• [GOAL OF THE EXERCISE]: Every record must be transcribed in its entirety, apart from the images, which are to be omitted.

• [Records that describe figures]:
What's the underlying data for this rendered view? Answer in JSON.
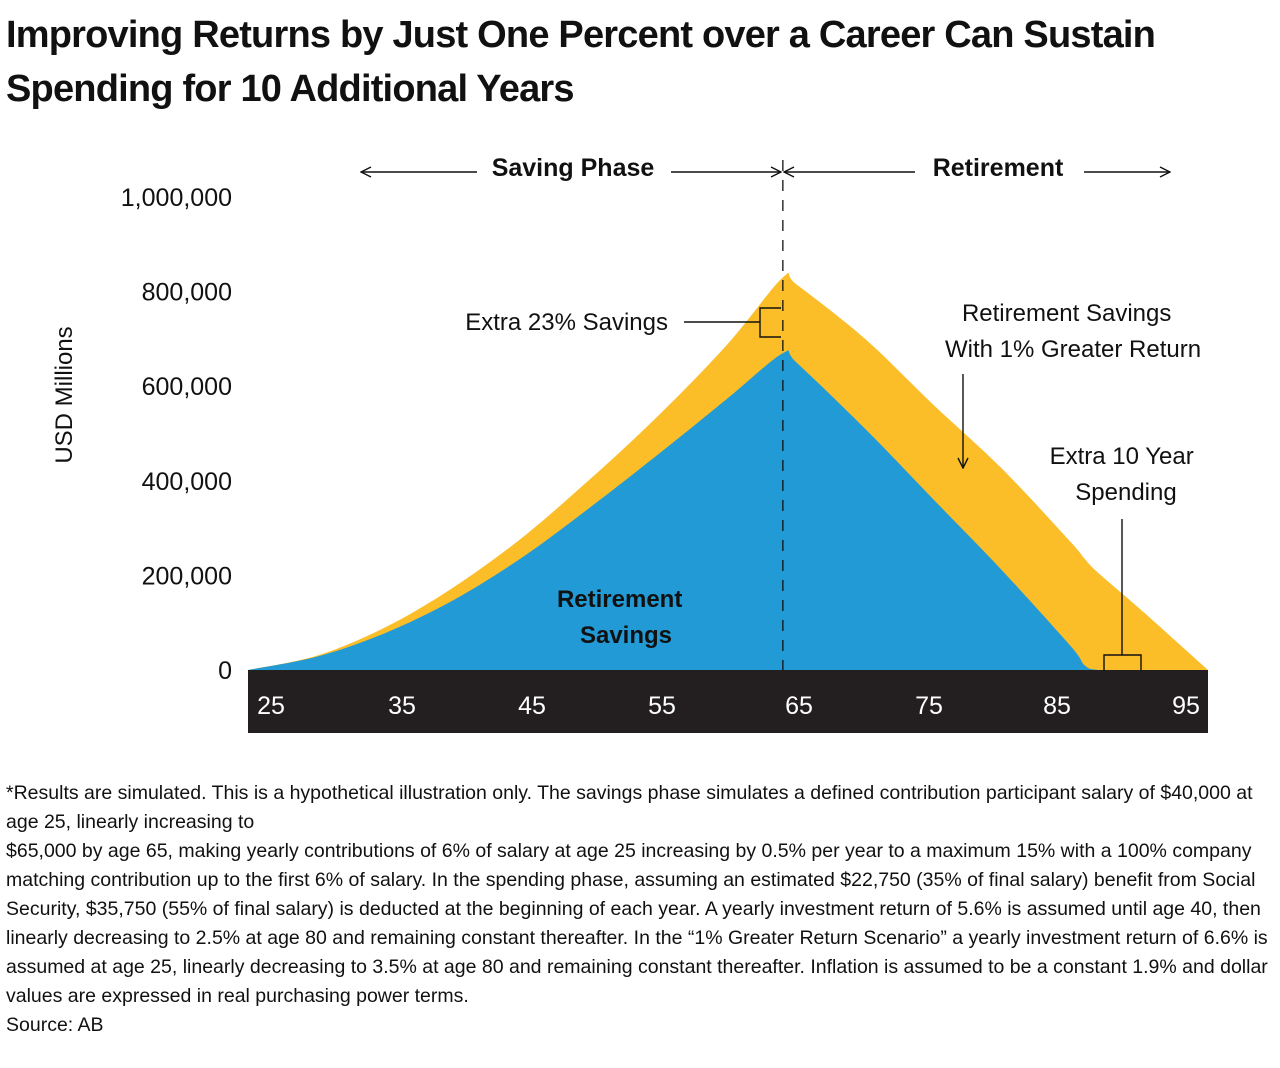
{
  "title": "Improving Returns by Just One Percent over a Career Can Sustain Spending for 10 Additional Years",
  "colors": {
    "base_area": "#219AD6",
    "extra_area": "#FBBD28",
    "axis_band": "#231F20",
    "axis_text": "#FFFFFF",
    "text": "#111111"
  },
  "chart_data": {
    "type": "area",
    "title": "Improving Returns by Just One Percent over a Career Can Sustain Spending for 10 Additional Years",
    "xlabel": "",
    "ylabel": "USD Millions",
    "xlim": [
      25,
      95
    ],
    "ylim": [
      0,
      1000000
    ],
    "x_ticks": [
      25,
      35,
      45,
      55,
      65,
      75,
      85,
      95
    ],
    "x_tick_labels": [
      "25",
      "35",
      "45",
      "55",
      "65",
      "75",
      "85",
      "95"
    ],
    "y_ticks": [
      0,
      200000,
      400000,
      600000,
      800000,
      1000000
    ],
    "y_tick_labels": [
      "0",
      "200,000",
      "400,000",
      "600,000",
      "800,000",
      "1,000,000"
    ],
    "grid": false,
    "legend": "none",
    "x": [
      25,
      30,
      35,
      40,
      45,
      50,
      55,
      60,
      64,
      65,
      70,
      75,
      80,
      85,
      86,
      87,
      90,
      95
    ],
    "series": [
      {
        "name": "Retirement Savings",
        "color": "#219AD6",
        "values": [
          0,
          28000,
          78000,
          148000,
          238000,
          345000,
          458000,
          575000,
          670000,
          650000,
          510000,
          360000,
          210000,
          50000,
          10000,
          0,
          0,
          0
        ]
      },
      {
        "name": "Retirement Savings With 1% Greater Return",
        "color": "#FBBD28",
        "values": [
          0,
          30000,
          90000,
          175000,
          280000,
          405000,
          540000,
          690000,
          830000,
          815000,
          700000,
          560000,
          425000,
          270000,
          235000,
          205000,
          130000,
          0
        ]
      }
    ],
    "phases": [
      {
        "label": "Saving Phase",
        "from": 25,
        "to": 64
      },
      {
        "label": "Retirement",
        "from": 64,
        "to": 95
      }
    ],
    "divider_x": 64,
    "annotations": {
      "inside_label": "Retirement Savings",
      "extra_savings": "Extra 23% Savings",
      "greater_return": "Retirement Savings With 1% Greater Return",
      "extra_years": "Extra 10 Year Spending"
    }
  },
  "footnote": {
    "line1": "*Results are simulated. This is a hypothetical illustration only. The savings phase simulates a defined contribution participant salary of $40,000 at age 25, linearly increasing to",
    "line2": "$65,000 by age 65, making yearly contributions of 6% of salary at age 25 increasing by 0.5% per year to a maximum 15% with a 100% company matching contribution up to the first 6% of salary. In the spending phase, assuming an estimated $22,750 (35% of final salary) benefit from Social Security, $35,750 (55% of final salary) is deducted at the beginning of each year. A yearly investment return of 5.6% is assumed until age 40, then linearly decreasing to 2.5% at age 80 and remaining constant thereafter. In the “1% Greater Return Scenario” a yearly investment return of 6.6% is assumed at age 25, linearly decreasing to 3.5% at age 80 and remaining constant thereafter. Inflation is assumed to be a constant 1.9% and dollar values are expressed in real purchasing power terms.",
    "source": "Source: AB"
  }
}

• [ANSWER TO THE EXERCISE]:
What's the underlying data for this rendered view? Answer in JSON.
{
  "title": "Improving Returns by Just One Percent over a Career Can Sustain Spending for 10 Additional Years",
  "colors": {
    "base_area": "#219AD6",
    "extra_area": "#FBBD28",
    "axis_band": "#231F20",
    "axis_text": "#FFFFFF",
    "text": "#111111"
  },
  "chart_data": {
    "type": "area",
    "title": "Improving Returns by Just One Percent over a Career Can Sustain Spending for 10 Additional Years",
    "xlabel": "",
    "ylabel": "USD Millions",
    "xlim": [
      25,
      95
    ],
    "ylim": [
      0,
      1000000
    ],
    "x_ticks": [
      25,
      35,
      45,
      55,
      65,
      75,
      85,
      95
    ],
    "x_tick_labels": [
      "25",
      "35",
      "45",
      "55",
      "65",
      "75",
      "85",
      "95"
    ],
    "y_ticks": [
      0,
      200000,
      400000,
      600000,
      800000,
      1000000
    ],
    "y_tick_labels": [
      "0",
      "200,000",
      "400,000",
      "600,000",
      "800,000",
      "1,000,000"
    ],
    "grid": false,
    "legend": "none",
    "x": [
      25,
      30,
      35,
      40,
      45,
      50,
      55,
      60,
      64,
      65,
      70,
      75,
      80,
      85,
      86,
      87,
      90,
      95
    ],
    "series": [
      {
        "name": "Retirement Savings",
        "color": "#219AD6",
        "values": [
          0,
          28000,
          78000,
          148000,
          238000,
          345000,
          458000,
          575000,
          670000,
          650000,
          510000,
          360000,
          210000,
          50000,
          10000,
          0,
          0,
          0
        ]
      },
      {
        "name": "Retirement Savings With 1% Greater Return",
        "color": "#FBBD28",
        "values": [
          0,
          30000,
          90000,
          175000,
          280000,
          405000,
          540000,
          690000,
          830000,
          815000,
          700000,
          560000,
          425000,
          270000,
          235000,
          205000,
          130000,
          0
        ]
      }
    ],
    "phases": [
      {
        "label": "Saving Phase",
        "from": 25,
        "to": 64
      },
      {
        "label": "Retirement",
        "from": 64,
        "to": 95
      }
    ],
    "divider_x": 64,
    "annotations": {
      "inside_label": "Retirement Savings",
      "extra_savings": "Extra 23% Savings",
      "greater_return": "Retirement Savings With 1% Greater Return",
      "extra_years": "Extra 10 Year Spending"
    }
  },
  "footnote": {
    "line1": "*Results are simulated. This is a hypothetical illustration only. The savings phase simulates a defined contribution participant salary of $40,000 at age 25, linearly increasing to",
    "line2": "$65,000 by age 65, making yearly contributions of 6% of salary at age 25 increasing by 0.5% per year to a maximum 15% with a 100% company matching contribution up to the first 6% of salary. In the spending phase, assuming an estimated $22,750 (35% of final salary) benefit from Social Security, $35,750 (55% of final salary) is deducted at the beginning of each year. A yearly investment return of 5.6% is assumed until age 40, then linearly decreasing to 2.5% at age 80 and remaining constant thereafter. In the “1% Greater Return Scenario” a yearly investment return of 6.6% is assumed at age 25, linearly decreasing to 3.5% at age 80 and remaining constant thereafter. Inflation is assumed to be a constant 1.9% and dollar values are expressed in real purchasing power terms.",
    "source": "Source: AB"
  }
}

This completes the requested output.